Report back each line of the records that contains the string "Datter".

### EXTRACTED RECORDS
■ ■ ■ ■

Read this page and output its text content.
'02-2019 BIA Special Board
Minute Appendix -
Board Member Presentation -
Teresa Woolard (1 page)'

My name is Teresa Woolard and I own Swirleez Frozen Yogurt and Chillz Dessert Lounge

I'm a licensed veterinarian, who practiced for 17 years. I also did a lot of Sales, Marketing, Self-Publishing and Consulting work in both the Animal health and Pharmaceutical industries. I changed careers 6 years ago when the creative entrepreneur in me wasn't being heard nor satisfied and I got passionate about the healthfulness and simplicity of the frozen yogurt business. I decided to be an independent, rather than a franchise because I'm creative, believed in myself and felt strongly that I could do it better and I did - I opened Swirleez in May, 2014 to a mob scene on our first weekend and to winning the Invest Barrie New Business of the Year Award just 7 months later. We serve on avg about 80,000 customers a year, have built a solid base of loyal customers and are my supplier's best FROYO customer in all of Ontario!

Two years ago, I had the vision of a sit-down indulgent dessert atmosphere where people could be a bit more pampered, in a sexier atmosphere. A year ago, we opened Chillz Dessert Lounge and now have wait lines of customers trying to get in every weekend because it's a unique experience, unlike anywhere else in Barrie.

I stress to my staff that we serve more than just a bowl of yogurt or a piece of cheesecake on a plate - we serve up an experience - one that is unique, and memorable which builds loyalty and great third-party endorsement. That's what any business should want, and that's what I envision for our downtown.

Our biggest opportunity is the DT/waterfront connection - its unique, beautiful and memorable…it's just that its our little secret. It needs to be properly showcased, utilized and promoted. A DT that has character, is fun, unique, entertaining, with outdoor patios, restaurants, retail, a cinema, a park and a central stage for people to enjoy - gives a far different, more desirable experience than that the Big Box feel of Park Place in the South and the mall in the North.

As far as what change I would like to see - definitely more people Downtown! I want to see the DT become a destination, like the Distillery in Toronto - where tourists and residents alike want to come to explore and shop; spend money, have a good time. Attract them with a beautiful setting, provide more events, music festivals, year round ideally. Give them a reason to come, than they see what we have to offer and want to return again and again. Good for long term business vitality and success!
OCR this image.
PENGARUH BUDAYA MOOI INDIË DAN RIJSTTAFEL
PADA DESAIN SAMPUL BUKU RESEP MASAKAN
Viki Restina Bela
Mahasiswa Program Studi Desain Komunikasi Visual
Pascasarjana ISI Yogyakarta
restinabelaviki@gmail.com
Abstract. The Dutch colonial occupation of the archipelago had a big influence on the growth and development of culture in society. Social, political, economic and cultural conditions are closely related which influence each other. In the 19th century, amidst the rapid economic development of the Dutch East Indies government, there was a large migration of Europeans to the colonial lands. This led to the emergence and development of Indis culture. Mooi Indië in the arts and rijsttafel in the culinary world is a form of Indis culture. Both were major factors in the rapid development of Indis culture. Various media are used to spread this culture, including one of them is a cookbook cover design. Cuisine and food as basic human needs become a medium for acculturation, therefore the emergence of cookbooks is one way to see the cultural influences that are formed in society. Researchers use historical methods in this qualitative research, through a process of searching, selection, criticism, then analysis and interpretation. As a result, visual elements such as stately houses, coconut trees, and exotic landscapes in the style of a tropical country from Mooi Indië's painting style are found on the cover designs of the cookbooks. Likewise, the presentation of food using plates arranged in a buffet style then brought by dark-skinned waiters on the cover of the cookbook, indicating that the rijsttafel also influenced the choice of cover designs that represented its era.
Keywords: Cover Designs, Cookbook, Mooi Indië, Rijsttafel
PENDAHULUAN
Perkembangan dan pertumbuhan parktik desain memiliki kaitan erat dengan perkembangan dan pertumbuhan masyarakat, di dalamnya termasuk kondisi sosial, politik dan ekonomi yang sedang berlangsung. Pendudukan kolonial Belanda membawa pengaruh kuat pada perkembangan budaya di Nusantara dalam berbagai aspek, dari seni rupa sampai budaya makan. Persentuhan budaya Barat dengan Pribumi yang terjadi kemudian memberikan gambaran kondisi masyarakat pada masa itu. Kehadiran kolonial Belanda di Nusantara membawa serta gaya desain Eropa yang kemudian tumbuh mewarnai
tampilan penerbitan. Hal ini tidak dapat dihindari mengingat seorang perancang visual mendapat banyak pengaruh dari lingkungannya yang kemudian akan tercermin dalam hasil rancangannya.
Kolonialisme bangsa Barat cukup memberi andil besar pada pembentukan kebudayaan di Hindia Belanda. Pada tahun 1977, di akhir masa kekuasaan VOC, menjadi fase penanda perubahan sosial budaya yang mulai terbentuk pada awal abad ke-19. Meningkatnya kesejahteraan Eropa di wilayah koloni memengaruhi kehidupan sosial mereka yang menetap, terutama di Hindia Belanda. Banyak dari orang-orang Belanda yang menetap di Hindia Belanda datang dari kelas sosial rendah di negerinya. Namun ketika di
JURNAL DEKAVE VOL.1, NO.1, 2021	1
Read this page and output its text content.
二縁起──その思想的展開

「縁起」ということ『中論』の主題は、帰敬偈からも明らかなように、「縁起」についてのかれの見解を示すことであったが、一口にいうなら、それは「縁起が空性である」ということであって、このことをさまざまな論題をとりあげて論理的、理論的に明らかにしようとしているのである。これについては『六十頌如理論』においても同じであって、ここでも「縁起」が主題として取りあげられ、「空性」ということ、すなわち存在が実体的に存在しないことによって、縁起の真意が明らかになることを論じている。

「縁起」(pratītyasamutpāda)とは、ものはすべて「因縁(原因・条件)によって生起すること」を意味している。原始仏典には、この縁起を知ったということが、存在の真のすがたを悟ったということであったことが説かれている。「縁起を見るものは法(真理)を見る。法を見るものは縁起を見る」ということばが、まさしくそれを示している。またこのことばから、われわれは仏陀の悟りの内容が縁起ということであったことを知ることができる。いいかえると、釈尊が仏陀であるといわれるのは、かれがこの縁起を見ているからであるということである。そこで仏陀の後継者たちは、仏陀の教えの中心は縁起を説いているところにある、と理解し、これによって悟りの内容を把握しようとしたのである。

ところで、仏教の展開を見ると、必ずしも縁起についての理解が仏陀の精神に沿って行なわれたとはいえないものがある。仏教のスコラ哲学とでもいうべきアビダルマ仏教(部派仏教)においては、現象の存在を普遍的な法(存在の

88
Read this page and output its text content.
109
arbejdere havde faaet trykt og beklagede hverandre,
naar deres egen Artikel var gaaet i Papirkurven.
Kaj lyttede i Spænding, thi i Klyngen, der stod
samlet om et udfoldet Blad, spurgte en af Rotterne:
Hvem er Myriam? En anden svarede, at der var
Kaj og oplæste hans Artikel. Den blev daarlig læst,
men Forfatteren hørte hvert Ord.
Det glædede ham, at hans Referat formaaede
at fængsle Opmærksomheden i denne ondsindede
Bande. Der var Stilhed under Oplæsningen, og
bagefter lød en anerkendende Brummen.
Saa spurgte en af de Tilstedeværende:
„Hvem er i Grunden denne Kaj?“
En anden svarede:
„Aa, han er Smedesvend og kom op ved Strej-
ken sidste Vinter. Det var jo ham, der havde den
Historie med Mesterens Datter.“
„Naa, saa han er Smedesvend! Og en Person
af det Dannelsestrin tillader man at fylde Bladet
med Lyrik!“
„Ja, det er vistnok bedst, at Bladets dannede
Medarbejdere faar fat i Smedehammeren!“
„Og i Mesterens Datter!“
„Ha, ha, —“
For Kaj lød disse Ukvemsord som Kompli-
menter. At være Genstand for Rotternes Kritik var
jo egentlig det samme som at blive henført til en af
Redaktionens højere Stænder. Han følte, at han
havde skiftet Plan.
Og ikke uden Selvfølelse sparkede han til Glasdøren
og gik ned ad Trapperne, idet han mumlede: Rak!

■ ■ ■ ■

### RESULT OF THIS EXERCISE
Historie med Mesterens Datter.“
„Og i Mesterens Datter!“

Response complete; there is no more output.